**Exercise objective**
Write out each line of the listing as it stands, without the images.
-- START OF Records shown --
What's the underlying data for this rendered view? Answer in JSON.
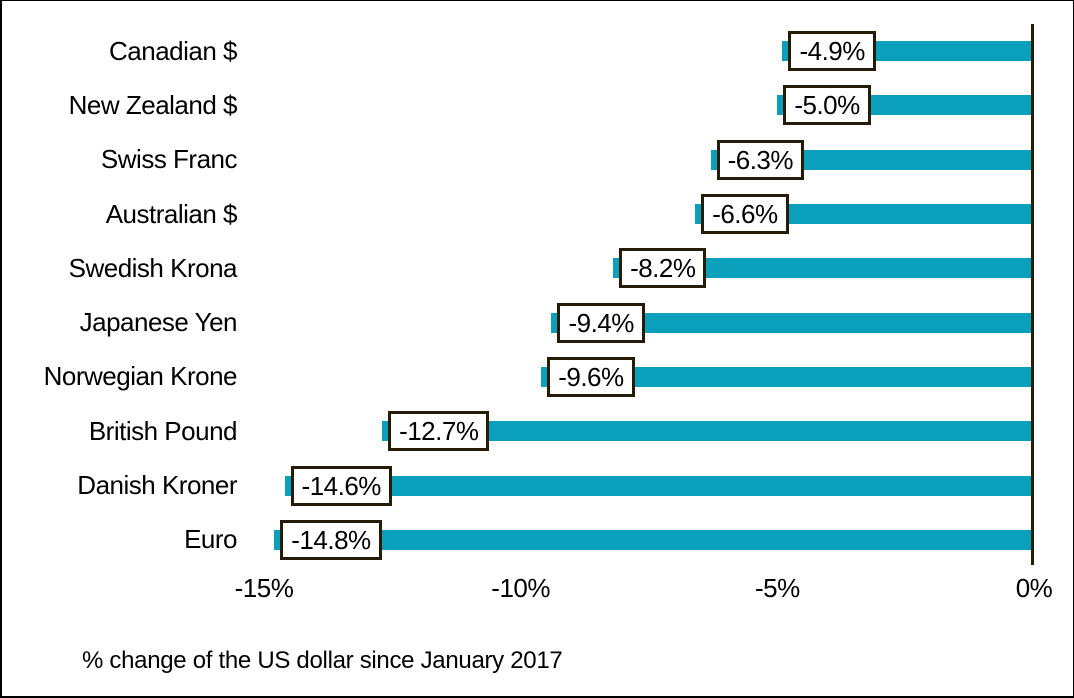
{
  "chart_data": {
    "type": "bar",
    "orientation": "horizontal",
    "title": "",
    "xlabel": "% change of the US dollar since January 2017",
    "ylabel": "",
    "categories": [
      "Canadian $",
      "New Zealand $",
      "Swiss Franc",
      "Australian $",
      "Swedish Krona",
      "Japanese Yen",
      "Norwegian Krone",
      "British Pound",
      "Danish Kroner",
      "Euro"
    ],
    "values": [
      -4.9,
      -5.0,
      -6.3,
      -6.6,
      -8.2,
      -9.4,
      -9.6,
      -12.7,
      -14.6,
      -14.8
    ],
    "value_labels": [
      "-4.9%",
      "-5.0%",
      "-6.3%",
      "-6.6%",
      "-8.2%",
      "-9.4%",
      "-9.6%",
      "-12.7%",
      "-14.6%",
      "-14.8%"
    ],
    "x_ticks": [
      {
        "value": -15,
        "label": "-15%"
      },
      {
        "value": -10,
        "label": "-10%"
      },
      {
        "value": -5,
        "label": "-5%"
      },
      {
        "value": 0,
        "label": "0%"
      }
    ],
    "xlim": [
      -15.25,
      0
    ],
    "grid": false,
    "legend": false,
    "bar_color": "#0a9fbb",
    "axis_color": "#241c06",
    "label_box_border_color": "#241c06",
    "label_box_fill": "#ffffff",
    "text_color": "#000000"
  }
}
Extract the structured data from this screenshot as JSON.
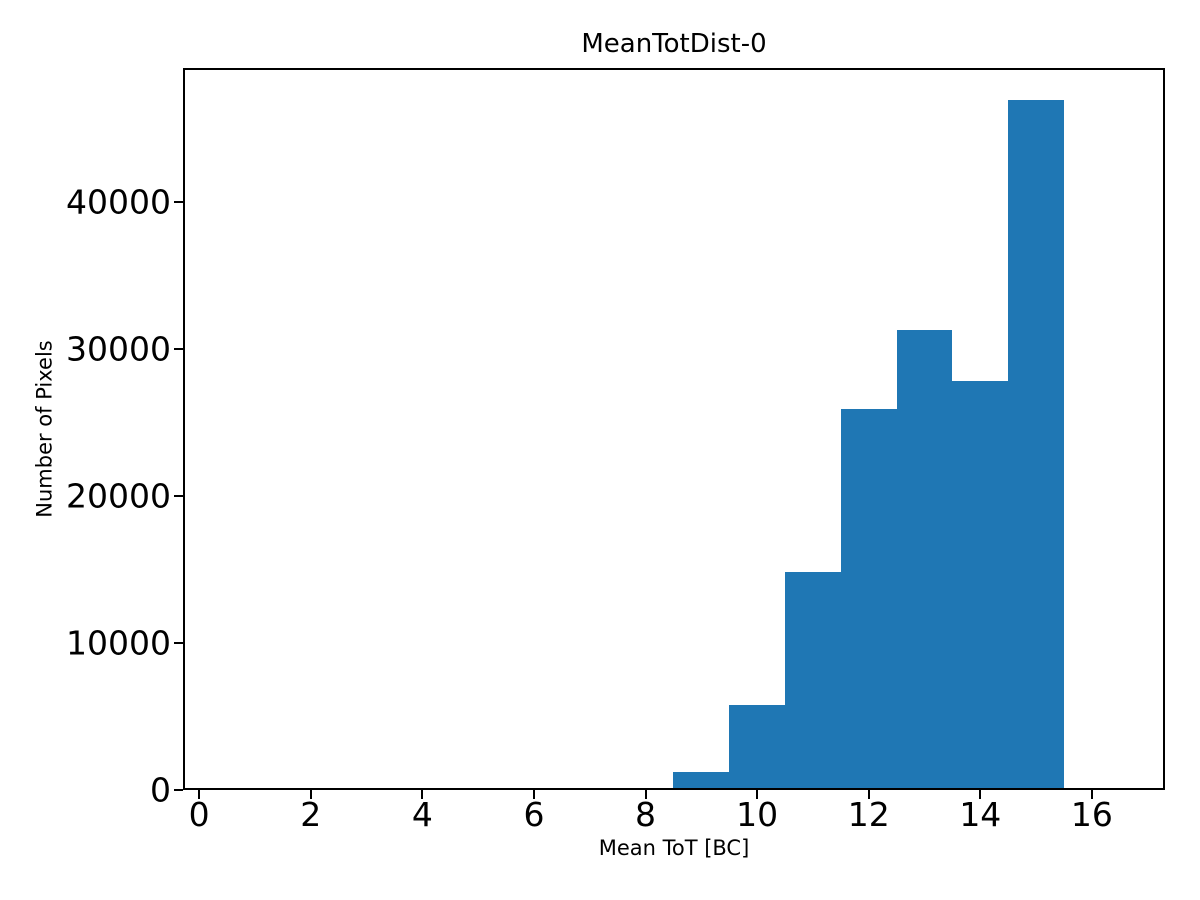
{
  "figure": {
    "background_color": "#ffffff",
    "text_color": "#000000"
  },
  "chart_data": {
    "type": "bar",
    "subtype": "histogram",
    "title": "MeanTotDist-0",
    "xlabel": "Mean ToT [BC]",
    "ylabel": "Number of Pixels",
    "bar_color": "#1f77b4",
    "grid": false,
    "legend": null,
    "bin_edges": [
      7.5,
      8.5,
      9.5,
      10.5,
      11.5,
      12.5,
      13.5,
      14.5,
      15.5
    ],
    "values": [
      150,
      1200,
      5800,
      14800,
      25900,
      31300,
      27800,
      46900
    ],
    "x_ticks": [
      0,
      2,
      4,
      6,
      8,
      10,
      12,
      14,
      16
    ],
    "y_ticks": [
      0,
      10000,
      20000,
      30000,
      40000
    ],
    "xlim": [
      -0.29,
      17.31
    ],
    "ylim": [
      0,
      49100
    ]
  }
}
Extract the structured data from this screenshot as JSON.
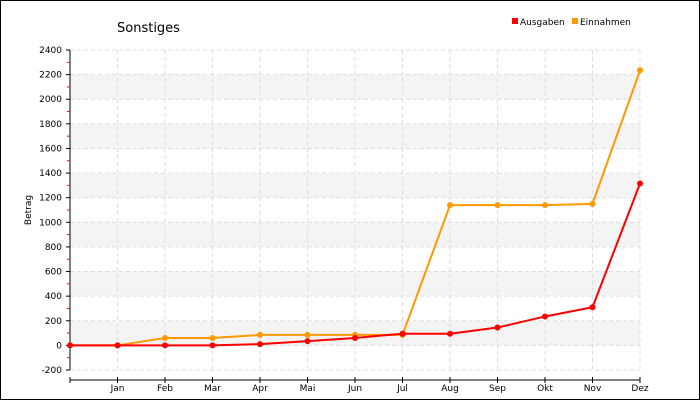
-- END OF Records shown --
**Correct result**
What's the underlying data for this rendered view? Answer in JSON.
{
  "chart_data": {
    "type": "bar",
    "orientation": "horizontal",
    "title": "",
    "xlabel": "% change of the US dollar since January 2017",
    "ylabel": "",
    "categories": [
      "Canadian $",
      "New Zealand $",
      "Swiss Franc",
      "Australian $",
      "Swedish Krona",
      "Japanese Yen",
      "Norwegian Krone",
      "British Pound",
      "Danish Kroner",
      "Euro"
    ],
    "values": [
      -4.9,
      -5.0,
      -6.3,
      -6.6,
      -8.2,
      -9.4,
      -9.6,
      -12.7,
      -14.6,
      -14.8
    ],
    "value_labels": [
      "-4.9%",
      "-5.0%",
      "-6.3%",
      "-6.6%",
      "-8.2%",
      "-9.4%",
      "-9.6%",
      "-12.7%",
      "-14.6%",
      "-14.8%"
    ],
    "x_ticks": [
      {
        "value": -15,
        "label": "-15%"
      },
      {
        "value": -10,
        "label": "-10%"
      },
      {
        "value": -5,
        "label": "-5%"
      },
      {
        "value": 0,
        "label": "0%"
      }
    ],
    "xlim": [
      -15.25,
      0
    ],
    "grid": false,
    "legend": false,
    "bar_color": "#0a9fbb",
    "axis_color": "#241c06",
    "label_box_border_color": "#241c06",
    "label_box_fill": "#ffffff",
    "text_color": "#000000"
  }
}
Extract the structured data from this screenshot as JSON.
{
  "figure": {
    "background_color": "#ffffff",
    "text_color": "#000000"
  },
  "chart_data": {
    "type": "bar",
    "subtype": "histogram",
    "title": "MeanTotDist-0",
    "xlabel": "Mean ToT [BC]",
    "ylabel": "Number of Pixels",
    "bar_color": "#1f77b4",
    "grid": false,
    "legend": null,
    "bin_edges": [
      7.5,
      8.5,
      9.5,
      10.5,
      11.5,
      12.5,
      13.5,
      14.5,
      15.5
    ],
    "values": [
      150,
      1200,
      5800,
      14800,
      25900,
      31300,
      27800,
      46900
    ],
    "x_ticks": [
      0,
      2,
      4,
      6,
      8,
      10,
      12,
      14,
      16
    ],
    "y_ticks": [
      0,
      10000,
      20000,
      30000,
      40000
    ],
    "xlim": [
      -0.29,
      17.31
    ],
    "ylim": [
      0,
      49100
    ]
  }
}
Extract the structured data from this screenshot as JSON.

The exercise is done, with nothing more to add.